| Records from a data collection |
>> begin

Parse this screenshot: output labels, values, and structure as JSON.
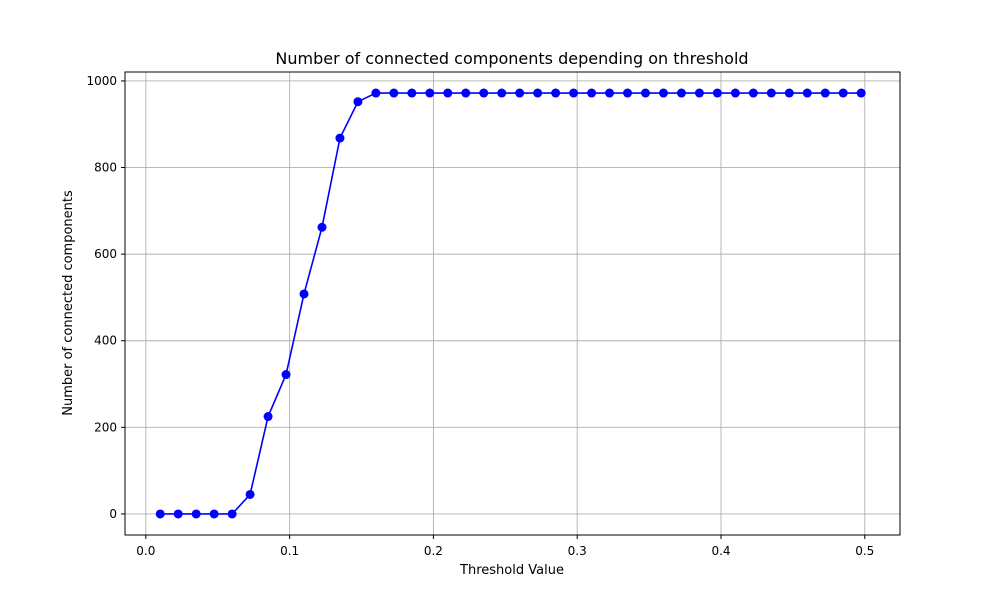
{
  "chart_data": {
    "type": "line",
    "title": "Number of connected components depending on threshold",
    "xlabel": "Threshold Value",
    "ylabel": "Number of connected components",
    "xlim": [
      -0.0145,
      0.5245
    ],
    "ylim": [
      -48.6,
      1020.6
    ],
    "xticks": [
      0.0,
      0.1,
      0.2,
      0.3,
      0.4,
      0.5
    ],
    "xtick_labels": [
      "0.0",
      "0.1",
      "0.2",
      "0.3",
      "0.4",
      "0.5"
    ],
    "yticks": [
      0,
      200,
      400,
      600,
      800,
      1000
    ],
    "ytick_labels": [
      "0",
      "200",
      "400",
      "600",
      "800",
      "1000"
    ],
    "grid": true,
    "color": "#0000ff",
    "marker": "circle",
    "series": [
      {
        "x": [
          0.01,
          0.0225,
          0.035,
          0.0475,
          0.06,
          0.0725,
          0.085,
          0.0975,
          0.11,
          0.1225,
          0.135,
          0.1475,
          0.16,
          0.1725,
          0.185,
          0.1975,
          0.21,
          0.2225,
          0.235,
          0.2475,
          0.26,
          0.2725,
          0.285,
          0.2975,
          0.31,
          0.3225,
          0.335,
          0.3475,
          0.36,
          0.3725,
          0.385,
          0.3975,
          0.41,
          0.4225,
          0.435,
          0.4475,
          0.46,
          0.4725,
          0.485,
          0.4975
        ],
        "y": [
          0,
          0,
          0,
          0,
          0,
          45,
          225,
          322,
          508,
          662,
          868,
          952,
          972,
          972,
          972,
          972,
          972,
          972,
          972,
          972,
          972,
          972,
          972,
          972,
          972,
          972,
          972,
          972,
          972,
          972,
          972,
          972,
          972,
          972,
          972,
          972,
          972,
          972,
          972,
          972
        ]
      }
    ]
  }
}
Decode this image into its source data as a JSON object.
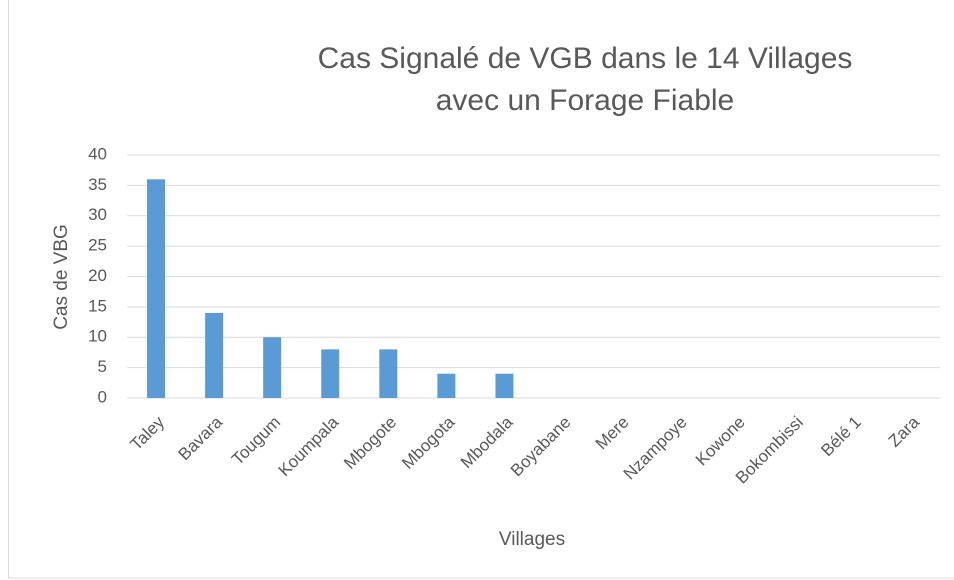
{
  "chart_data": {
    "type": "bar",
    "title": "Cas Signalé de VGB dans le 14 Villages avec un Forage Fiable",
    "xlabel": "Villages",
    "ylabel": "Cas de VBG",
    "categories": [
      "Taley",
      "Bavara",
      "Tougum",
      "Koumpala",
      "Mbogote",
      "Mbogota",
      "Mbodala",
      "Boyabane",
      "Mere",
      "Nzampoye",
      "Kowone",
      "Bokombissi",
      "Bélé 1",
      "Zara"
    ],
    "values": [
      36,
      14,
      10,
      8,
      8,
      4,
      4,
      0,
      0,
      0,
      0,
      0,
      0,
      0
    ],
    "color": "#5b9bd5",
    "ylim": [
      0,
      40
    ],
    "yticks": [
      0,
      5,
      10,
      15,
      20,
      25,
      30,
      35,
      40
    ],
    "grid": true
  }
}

>> end

| WHAT IS ASKED |
The records above should be reproduced exactly, with no pictures included.

| TASK SOLUTION |
Parse this screenshot: output labels, values, and structure as JSON.
{
  "chart_data": {
    "type": "line",
    "title": "Number of connected components depending on threshold",
    "xlabel": "Threshold Value",
    "ylabel": "Number of connected components",
    "xlim": [
      -0.0145,
      0.5245
    ],
    "ylim": [
      -48.6,
      1020.6
    ],
    "xticks": [
      0.0,
      0.1,
      0.2,
      0.3,
      0.4,
      0.5
    ],
    "xtick_labels": [
      "0.0",
      "0.1",
      "0.2",
      "0.3",
      "0.4",
      "0.5"
    ],
    "yticks": [
      0,
      200,
      400,
      600,
      800,
      1000
    ],
    "ytick_labels": [
      "0",
      "200",
      "400",
      "600",
      "800",
      "1000"
    ],
    "grid": true,
    "color": "#0000ff",
    "marker": "circle",
    "series": [
      {
        "x": [
          0.01,
          0.0225,
          0.035,
          0.0475,
          0.06,
          0.0725,
          0.085,
          0.0975,
          0.11,
          0.1225,
          0.135,
          0.1475,
          0.16,
          0.1725,
          0.185,
          0.1975,
          0.21,
          0.2225,
          0.235,
          0.2475,
          0.26,
          0.2725,
          0.285,
          0.2975,
          0.31,
          0.3225,
          0.335,
          0.3475,
          0.36,
          0.3725,
          0.385,
          0.3975,
          0.41,
          0.4225,
          0.435,
          0.4475,
          0.46,
          0.4725,
          0.485,
          0.4975
        ],
        "y": [
          0,
          0,
          0,
          0,
          0,
          45,
          225,
          322,
          508,
          662,
          868,
          952,
          972,
          972,
          972,
          972,
          972,
          972,
          972,
          972,
          972,
          972,
          972,
          972,
          972,
          972,
          972,
          972,
          972,
          972,
          972,
          972,
          972,
          972,
          972,
          972,
          972,
          972,
          972,
          972
        ]
      }
    ]
  }
}
Decode this image into its source data as a JSON object.
{
  "chart_data": {
    "type": "bar",
    "title": "Cas Signalé de VGB dans le 14 Villages avec un Forage Fiable",
    "xlabel": "Villages",
    "ylabel": "Cas de VBG",
    "categories": [
      "Taley",
      "Bavara",
      "Tougum",
      "Koumpala",
      "Mbogote",
      "Mbogota",
      "Mbodala",
      "Boyabane",
      "Mere",
      "Nzampoye",
      "Kowone",
      "Bokombissi",
      "Bélé 1",
      "Zara"
    ],
    "values": [
      36,
      14,
      10,
      8,
      8,
      4,
      4,
      0,
      0,
      0,
      0,
      0,
      0,
      0
    ],
    "color": "#5b9bd5",
    "ylim": [
      0,
      40
    ],
    "yticks": [
      0,
      5,
      10,
      15,
      20,
      25,
      30,
      35,
      40
    ],
    "grid": true
  }
}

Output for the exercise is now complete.